= Stated task =
Restate all of the data exactly.

= Provided entries =
+++++

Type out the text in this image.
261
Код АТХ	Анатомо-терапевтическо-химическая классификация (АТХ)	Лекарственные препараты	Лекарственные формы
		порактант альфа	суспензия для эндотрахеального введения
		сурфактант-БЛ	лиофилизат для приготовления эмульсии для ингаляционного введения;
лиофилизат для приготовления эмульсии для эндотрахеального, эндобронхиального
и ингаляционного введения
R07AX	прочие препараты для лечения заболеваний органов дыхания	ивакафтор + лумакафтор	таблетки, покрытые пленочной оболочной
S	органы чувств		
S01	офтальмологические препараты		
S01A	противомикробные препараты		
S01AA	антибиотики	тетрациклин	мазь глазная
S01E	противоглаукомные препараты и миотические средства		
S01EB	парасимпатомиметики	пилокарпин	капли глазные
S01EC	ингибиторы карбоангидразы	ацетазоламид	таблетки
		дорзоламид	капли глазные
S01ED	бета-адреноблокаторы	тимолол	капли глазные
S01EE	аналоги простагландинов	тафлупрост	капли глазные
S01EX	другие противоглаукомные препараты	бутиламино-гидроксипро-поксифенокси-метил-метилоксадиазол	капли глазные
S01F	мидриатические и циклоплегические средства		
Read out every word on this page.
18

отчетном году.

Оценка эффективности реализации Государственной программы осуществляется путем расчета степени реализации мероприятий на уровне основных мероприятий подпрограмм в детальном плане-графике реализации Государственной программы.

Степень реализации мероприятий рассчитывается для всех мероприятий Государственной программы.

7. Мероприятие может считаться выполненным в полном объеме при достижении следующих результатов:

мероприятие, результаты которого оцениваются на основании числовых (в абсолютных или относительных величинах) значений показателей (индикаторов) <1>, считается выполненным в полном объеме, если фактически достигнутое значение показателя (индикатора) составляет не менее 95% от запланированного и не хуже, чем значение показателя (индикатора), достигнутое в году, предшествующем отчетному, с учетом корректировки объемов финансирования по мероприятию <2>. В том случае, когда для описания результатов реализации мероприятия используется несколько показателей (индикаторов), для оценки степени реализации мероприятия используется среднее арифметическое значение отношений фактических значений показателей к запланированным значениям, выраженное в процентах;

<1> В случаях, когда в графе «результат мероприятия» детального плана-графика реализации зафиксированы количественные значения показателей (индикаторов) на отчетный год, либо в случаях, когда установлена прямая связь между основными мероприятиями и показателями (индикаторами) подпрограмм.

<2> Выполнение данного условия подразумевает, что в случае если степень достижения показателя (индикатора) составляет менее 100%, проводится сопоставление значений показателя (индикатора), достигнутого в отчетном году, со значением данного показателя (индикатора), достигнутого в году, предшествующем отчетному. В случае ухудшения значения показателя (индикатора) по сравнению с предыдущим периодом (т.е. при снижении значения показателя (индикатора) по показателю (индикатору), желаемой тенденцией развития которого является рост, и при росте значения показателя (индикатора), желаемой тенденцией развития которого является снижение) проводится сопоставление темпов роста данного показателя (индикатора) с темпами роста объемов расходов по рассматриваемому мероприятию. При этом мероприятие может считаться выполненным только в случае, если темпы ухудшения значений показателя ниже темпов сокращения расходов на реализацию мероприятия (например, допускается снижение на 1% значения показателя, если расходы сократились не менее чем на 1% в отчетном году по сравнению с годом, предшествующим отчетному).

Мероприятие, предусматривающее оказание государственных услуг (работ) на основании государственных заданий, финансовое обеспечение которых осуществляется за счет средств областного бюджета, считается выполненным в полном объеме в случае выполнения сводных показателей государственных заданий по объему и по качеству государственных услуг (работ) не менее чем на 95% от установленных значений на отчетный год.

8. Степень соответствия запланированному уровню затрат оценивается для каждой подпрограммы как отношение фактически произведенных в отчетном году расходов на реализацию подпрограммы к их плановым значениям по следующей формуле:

+++++

= Solved problem =
Type out the text in this image.
261
Код АТХ	Анатомо-терапевтическо-химическая классификация (АТХ)	Лекарственные препараты	Лекарственные формы
		порактант альфа	суспензия для эндотрахеального введения
		сурфактант-БЛ	лиофилизат для приготовления эмульсии для ингаляционного введения;
лиофилизат для приготовления эмульсии для эндотрахеального, эндобронхиального
и ингаляционного введения
R07AX	прочие препараты для лечения заболеваний органов дыхания	ивакафтор + лумакафтор	таблетки, покрытые пленочной оболочной
S	органы чувств		
S01	офтальмологические препараты		
S01A	противомикробные препараты		
S01AA	антибиотики	тетрациклин	мазь глазная
S01E	противоглаукомные препараты и миотические средства		
S01EB	парасимпатомиметики	пилокарпин	капли глазные
S01EC	ингибиторы карбоангидразы	ацетазоламид	таблетки
		дорзоламид	капли глазные
S01ED	бета-адреноблокаторы	тимолол	капли глазные
S01EE	аналоги простагландинов	тафлупрост	капли глазные
S01EX	другие противоглаукомные препараты	бутиламино-гидроксипро-поксифенокси-метил-метилоксадиазол	капли глазные
S01F	мидриатические и циклоплегические средства		
Read out every word on this page.
18

отчетном году.

Оценка эффективности реализации Государственной программы осуществляется путем расчета степени реализации мероприятий на уровне основных мероприятий подпрограмм в детальном плане-графике реализации Государственной программы.

Степень реализации мероприятий рассчитывается для всех мероприятий Государственной программы.

7. Мероприятие может считаться выполненным в полном объеме при достижении следующих результатов:

мероприятие, результаты которого оцениваются на основании числовых (в абсолютных или относительных величинах) значений показателей (индикаторов) <1>, считается выполненным в полном объеме, если фактически достигнутое значение показателя (индикатора) составляет не менее 95% от запланированного и не хуже, чем значение показателя (индикатора), достигнутое в году, предшествующем отчетному, с учетом корректировки объемов финансирования по мероприятию <2>. В том случае, когда для описания результатов реализации мероприятия используется несколько показателей (индикаторов), для оценки степени реализации мероприятия используется среднее арифметическое значение отношений фактических значений показателей к запланированным значениям, выраженное в процентах;

<1> В случаях, когда в графе «результат мероприятия» детального плана-графика реализации зафиксированы количественные значения показателей (индикаторов) на отчетный год, либо в случаях, когда установлена прямая связь между основными мероприятиями и показателями (индикаторами) подпрограмм.

<2> Выполнение данного условия подразумевает, что в случае если степень достижения показателя (индикатора) составляет менее 100%, проводится сопоставление значений показателя (индикатора), достигнутого в отчетном году, со значением данного показателя (индикатора), достигнутого в году, предшествующем отчетному. В случае ухудшения значения показателя (индикатора) по сравнению с предыдущим периодом (т.е. при снижении значения показателя (индикатора) по показателю (индикатору), желаемой тенденцией развития которого является рост, и при росте значения показателя (индикатора), желаемой тенденцией развития которого является снижение) проводится сопоставление темпов роста данного показателя (индикатора) с темпами роста объемов расходов по рассматриваемому мероприятию. При этом мероприятие может считаться выполненным только в случае, если темпы ухудшения значений показателя ниже темпов сокращения расходов на реализацию мероприятия (например, допускается снижение на 1% значения показателя, если расходы сократились не менее чем на 1% в отчетном году по сравнению с годом, предшествующим отчетному).

Мероприятие, предусматривающее оказание государственных услуг (работ) на основании государственных заданий, финансовое обеспечение которых осуществляется за счет средств областного бюджета, считается выполненным в полном объеме в случае выполнения сводных показателей государственных заданий по объему и по качеству государственных услуг (работ) не менее чем на 95% от установленных значений на отчетный год.

8. Степень соответствия запланированному уровню затрат оценивается для каждой подпрограммы как отношение фактически произведенных в отчетном году расходов на реализацию подпрограммы к их плановым значениям по следующей формуле:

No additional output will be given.